Copy out the lines of the records, unchanged, from the very first line through the line containing "2173, 611, 2225]", including both.

-- Start of Records provided --

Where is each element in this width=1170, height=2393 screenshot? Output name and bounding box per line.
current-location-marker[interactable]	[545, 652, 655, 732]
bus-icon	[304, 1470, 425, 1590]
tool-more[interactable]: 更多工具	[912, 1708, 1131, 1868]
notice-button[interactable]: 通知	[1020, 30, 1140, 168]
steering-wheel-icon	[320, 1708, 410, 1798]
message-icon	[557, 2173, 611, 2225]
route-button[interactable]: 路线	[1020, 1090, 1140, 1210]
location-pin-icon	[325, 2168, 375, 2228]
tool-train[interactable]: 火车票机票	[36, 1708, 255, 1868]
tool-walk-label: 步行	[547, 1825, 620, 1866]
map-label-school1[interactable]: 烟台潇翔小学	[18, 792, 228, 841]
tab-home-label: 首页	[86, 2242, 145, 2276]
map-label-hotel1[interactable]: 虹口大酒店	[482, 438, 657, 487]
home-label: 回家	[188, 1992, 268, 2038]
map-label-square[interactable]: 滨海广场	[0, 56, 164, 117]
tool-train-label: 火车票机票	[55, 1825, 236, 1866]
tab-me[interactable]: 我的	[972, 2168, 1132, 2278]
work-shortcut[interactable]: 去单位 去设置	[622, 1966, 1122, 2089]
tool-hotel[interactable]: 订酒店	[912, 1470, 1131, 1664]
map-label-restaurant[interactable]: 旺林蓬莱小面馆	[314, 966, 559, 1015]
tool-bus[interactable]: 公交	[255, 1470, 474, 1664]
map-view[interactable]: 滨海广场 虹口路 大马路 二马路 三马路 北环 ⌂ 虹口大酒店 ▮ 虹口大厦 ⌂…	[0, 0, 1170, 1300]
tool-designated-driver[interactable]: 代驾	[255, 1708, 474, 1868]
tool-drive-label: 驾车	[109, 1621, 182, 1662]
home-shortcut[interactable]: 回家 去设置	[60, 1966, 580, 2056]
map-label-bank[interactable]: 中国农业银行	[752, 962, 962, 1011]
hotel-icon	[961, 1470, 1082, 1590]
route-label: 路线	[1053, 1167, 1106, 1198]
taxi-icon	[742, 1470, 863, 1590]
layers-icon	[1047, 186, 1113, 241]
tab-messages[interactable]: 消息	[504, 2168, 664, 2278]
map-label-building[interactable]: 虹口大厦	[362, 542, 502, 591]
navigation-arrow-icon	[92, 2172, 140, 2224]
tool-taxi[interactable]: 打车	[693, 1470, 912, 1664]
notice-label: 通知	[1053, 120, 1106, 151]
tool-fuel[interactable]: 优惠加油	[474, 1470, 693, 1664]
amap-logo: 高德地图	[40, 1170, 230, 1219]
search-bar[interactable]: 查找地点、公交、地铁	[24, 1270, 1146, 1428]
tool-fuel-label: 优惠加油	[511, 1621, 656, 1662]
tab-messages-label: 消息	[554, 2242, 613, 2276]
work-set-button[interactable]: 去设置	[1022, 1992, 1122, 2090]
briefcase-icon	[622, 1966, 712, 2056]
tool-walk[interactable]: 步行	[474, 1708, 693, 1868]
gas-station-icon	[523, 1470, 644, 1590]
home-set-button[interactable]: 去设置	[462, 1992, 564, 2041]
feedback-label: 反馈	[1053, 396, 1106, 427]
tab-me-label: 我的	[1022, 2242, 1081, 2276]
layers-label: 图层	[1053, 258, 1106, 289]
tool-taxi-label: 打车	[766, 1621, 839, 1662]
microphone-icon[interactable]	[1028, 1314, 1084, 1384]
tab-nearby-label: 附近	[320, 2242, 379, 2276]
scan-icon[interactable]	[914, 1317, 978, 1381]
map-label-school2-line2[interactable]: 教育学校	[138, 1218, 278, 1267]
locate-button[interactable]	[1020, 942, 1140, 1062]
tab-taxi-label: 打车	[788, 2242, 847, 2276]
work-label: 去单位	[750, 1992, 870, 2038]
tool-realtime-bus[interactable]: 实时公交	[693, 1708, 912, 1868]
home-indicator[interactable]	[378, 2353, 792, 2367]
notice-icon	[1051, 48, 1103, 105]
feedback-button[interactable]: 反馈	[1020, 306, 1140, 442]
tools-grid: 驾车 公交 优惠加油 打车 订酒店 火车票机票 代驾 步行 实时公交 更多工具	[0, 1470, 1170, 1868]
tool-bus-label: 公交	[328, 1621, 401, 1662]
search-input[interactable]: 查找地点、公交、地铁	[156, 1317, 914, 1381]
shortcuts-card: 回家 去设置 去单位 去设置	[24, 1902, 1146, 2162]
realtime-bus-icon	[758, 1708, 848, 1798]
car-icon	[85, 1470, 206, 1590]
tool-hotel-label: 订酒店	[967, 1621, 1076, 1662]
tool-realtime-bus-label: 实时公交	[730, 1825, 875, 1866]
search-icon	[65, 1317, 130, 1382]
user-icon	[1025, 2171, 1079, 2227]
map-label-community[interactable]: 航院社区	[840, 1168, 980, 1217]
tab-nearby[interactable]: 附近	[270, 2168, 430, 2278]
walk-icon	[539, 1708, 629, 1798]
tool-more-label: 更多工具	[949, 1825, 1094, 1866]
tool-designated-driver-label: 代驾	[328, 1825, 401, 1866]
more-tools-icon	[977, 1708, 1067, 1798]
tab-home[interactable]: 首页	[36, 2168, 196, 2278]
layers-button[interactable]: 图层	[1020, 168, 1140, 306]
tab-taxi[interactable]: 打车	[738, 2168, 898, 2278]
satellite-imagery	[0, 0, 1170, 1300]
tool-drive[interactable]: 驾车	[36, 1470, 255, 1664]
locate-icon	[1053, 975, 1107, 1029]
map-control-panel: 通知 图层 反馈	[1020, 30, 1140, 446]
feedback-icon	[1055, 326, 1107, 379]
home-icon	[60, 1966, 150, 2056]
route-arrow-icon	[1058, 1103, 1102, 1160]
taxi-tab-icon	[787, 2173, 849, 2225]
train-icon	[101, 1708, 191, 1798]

-- End of Records provided --

Correct response:
Where is each element in this width=1170, height=2393 screenshot? Output name and bounding box per line.
current-location-marker[interactable]	[545, 652, 655, 732]
bus-icon	[304, 1470, 425, 1590]
tool-more[interactable]: 更多工具	[912, 1708, 1131, 1868]
notice-button[interactable]: 通知	[1020, 30, 1140, 168]
steering-wheel-icon	[320, 1708, 410, 1798]
message-icon	[557, 2173, 611, 2225]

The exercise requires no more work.